* [GIVEN INSTRUCTION] From the entries provided below, copy each line that contains the word "ylabel".

*** THE RECORDS

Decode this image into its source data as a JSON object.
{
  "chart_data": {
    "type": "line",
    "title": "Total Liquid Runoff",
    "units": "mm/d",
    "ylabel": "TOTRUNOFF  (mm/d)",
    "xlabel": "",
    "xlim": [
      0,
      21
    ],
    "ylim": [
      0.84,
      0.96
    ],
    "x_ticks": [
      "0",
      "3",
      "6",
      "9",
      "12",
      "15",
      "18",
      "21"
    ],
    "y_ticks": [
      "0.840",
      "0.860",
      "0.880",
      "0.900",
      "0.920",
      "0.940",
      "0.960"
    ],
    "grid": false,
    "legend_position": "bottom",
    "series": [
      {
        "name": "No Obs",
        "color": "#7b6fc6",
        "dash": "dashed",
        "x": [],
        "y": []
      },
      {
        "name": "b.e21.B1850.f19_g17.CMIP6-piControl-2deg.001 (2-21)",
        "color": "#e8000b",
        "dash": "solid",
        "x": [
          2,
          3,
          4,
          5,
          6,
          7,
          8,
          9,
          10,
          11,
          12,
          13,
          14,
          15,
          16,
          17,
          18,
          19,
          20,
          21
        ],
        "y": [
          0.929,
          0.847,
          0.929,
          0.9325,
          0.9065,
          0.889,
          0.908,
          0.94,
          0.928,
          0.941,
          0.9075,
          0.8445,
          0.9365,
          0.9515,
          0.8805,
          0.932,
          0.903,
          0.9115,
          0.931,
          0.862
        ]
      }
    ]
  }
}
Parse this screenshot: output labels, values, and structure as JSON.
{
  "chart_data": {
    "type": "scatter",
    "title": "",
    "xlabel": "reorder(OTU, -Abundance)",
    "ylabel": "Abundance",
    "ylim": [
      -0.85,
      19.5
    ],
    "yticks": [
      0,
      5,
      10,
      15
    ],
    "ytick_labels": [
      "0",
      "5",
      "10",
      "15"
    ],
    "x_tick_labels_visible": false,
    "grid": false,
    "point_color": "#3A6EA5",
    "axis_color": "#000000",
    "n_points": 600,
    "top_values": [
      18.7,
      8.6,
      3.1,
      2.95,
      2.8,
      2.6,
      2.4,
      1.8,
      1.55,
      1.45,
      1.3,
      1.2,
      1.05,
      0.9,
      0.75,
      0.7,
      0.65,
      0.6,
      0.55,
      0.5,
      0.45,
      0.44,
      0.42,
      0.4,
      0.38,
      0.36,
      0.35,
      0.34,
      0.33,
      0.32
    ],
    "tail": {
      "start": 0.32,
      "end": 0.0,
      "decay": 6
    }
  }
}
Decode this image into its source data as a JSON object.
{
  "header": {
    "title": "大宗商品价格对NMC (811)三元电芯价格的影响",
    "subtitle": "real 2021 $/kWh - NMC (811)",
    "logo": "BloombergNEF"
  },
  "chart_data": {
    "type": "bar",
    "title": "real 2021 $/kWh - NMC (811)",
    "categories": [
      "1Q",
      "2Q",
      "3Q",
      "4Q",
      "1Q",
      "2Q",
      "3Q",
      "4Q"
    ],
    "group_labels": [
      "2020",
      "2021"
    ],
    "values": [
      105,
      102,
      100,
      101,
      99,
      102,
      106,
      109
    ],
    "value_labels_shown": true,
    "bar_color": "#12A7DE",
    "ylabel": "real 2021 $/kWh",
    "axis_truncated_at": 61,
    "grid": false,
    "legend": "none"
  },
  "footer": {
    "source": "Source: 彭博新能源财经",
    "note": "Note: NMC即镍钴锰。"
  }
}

******

* [FULL ANSWER]
    "ylabel": "TOTRUNOFF  (mm/d)",
    "ylabel": "Abundance",
    "ylabel": "real 2021 $/kWh",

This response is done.